Task requirements:
Find each line with the word "date" and copy it.

Listed records:

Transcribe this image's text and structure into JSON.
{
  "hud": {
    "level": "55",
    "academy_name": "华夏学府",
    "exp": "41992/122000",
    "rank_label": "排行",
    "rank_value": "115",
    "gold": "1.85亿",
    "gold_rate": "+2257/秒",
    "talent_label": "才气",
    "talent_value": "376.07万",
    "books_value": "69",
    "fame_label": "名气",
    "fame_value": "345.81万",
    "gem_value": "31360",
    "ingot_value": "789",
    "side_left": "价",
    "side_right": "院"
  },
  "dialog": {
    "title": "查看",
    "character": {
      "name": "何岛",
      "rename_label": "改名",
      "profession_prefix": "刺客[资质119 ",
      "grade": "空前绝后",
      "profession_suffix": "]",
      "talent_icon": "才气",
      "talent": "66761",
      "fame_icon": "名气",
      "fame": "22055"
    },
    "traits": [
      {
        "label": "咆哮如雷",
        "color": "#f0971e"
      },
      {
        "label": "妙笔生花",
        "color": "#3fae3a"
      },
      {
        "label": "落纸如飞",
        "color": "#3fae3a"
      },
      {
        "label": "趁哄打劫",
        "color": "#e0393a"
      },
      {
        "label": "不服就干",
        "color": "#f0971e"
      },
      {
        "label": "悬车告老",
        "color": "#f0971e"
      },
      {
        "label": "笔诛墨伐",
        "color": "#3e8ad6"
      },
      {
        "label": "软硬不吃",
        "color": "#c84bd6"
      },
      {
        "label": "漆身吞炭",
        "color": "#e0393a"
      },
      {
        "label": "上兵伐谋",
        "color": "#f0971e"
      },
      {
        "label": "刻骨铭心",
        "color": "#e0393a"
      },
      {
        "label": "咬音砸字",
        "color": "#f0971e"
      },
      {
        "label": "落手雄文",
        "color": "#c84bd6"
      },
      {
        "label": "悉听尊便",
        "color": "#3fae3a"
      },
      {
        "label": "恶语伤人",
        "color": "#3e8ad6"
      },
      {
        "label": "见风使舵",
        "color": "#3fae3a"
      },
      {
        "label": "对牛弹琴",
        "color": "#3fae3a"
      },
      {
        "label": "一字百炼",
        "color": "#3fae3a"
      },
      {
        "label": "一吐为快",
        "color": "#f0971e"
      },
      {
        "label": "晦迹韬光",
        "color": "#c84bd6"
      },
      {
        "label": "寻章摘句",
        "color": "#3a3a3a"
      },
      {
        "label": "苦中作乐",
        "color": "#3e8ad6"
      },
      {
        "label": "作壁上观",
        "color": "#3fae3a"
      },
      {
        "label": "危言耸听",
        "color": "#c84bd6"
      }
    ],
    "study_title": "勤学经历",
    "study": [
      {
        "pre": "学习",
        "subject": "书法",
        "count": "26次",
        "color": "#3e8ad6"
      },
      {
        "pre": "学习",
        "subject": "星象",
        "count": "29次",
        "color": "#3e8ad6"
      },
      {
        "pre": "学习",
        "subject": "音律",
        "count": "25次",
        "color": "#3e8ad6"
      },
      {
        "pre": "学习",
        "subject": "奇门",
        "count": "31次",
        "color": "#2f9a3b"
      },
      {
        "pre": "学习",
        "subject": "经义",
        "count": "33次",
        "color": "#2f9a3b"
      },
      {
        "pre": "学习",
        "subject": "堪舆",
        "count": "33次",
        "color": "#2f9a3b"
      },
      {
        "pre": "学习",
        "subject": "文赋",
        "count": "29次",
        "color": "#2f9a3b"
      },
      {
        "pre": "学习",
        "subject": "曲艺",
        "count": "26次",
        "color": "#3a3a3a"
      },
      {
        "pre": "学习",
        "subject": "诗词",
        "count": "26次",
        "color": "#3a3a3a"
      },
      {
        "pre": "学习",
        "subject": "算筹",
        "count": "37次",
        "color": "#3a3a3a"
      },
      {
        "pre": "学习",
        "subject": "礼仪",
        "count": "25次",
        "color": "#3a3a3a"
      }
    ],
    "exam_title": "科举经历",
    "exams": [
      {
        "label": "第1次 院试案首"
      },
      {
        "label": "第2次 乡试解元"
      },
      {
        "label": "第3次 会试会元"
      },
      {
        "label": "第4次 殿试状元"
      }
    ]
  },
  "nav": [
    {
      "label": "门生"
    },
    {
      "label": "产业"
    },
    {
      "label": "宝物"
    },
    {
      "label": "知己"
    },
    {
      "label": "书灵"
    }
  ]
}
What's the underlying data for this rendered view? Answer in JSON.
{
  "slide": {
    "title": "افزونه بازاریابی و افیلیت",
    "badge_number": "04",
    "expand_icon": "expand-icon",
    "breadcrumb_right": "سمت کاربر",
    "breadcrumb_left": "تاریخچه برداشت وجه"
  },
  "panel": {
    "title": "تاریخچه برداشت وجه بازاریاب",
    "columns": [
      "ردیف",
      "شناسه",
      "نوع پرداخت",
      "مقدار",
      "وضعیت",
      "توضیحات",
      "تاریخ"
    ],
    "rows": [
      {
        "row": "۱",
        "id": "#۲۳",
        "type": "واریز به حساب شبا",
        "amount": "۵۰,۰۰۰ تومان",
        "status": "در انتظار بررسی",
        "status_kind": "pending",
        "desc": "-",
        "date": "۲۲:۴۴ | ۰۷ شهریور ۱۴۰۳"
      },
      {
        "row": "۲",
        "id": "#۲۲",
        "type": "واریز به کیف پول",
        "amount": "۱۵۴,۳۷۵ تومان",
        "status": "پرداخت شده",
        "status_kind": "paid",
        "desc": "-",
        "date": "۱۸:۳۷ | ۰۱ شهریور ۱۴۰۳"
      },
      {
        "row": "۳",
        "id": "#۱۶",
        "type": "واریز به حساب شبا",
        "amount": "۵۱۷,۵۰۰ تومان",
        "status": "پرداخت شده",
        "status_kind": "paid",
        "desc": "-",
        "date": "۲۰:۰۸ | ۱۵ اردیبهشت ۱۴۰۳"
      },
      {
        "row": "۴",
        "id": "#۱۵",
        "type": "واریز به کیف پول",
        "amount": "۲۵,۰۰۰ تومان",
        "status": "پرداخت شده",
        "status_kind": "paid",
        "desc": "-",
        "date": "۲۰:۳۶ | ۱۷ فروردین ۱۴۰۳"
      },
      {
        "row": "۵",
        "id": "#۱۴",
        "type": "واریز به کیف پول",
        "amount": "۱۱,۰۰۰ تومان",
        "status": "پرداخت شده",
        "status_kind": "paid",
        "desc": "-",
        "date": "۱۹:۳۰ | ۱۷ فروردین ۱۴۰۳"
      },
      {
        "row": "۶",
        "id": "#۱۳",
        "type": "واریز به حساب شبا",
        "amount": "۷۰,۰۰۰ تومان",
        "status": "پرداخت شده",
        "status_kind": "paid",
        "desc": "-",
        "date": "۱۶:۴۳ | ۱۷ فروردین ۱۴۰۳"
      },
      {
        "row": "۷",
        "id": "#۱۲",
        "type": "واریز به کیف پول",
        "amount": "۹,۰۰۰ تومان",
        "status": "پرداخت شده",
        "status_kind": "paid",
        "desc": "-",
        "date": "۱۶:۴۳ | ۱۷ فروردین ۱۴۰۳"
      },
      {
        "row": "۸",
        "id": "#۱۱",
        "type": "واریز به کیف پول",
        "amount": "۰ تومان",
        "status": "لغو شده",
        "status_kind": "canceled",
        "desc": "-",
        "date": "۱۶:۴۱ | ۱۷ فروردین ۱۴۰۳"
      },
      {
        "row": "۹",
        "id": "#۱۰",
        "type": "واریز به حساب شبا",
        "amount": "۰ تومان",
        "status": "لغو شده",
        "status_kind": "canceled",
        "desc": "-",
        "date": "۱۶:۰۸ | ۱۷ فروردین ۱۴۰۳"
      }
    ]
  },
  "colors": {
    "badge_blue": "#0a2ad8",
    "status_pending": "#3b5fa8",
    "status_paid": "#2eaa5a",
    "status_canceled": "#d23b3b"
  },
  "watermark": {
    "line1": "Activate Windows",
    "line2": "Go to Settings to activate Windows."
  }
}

Exercise answer:
        "date": "۲۲:۴۴ | ۰۷ شهریور ۱۴۰۳"
        "date": "۱۸:۳۷ | ۰۱ شهریور ۱۴۰۳"
        "date": "۲۰:۰۸ | ۱۵ اردیبهشت ۱۴۰۳"
        "date": "۲۰:۳۶ | ۱۷ فروردین ۱۴۰۳"
        "date": "۱۹:۳۰ | ۱۷ فروردین ۱۴۰۳"
        "date": "۱۶:۴۳ | ۱۷ فروردین ۱۴۰۳"
        "date": "۱۶:۴۳ | ۱۷ فروردین ۱۴۰۳"
        "date": "۱۶:۴۱ | ۱۷ فروردین ۱۴۰۳"
        "date": "۱۶:۰۸ | ۱۷ فروردین ۱۴۰۳"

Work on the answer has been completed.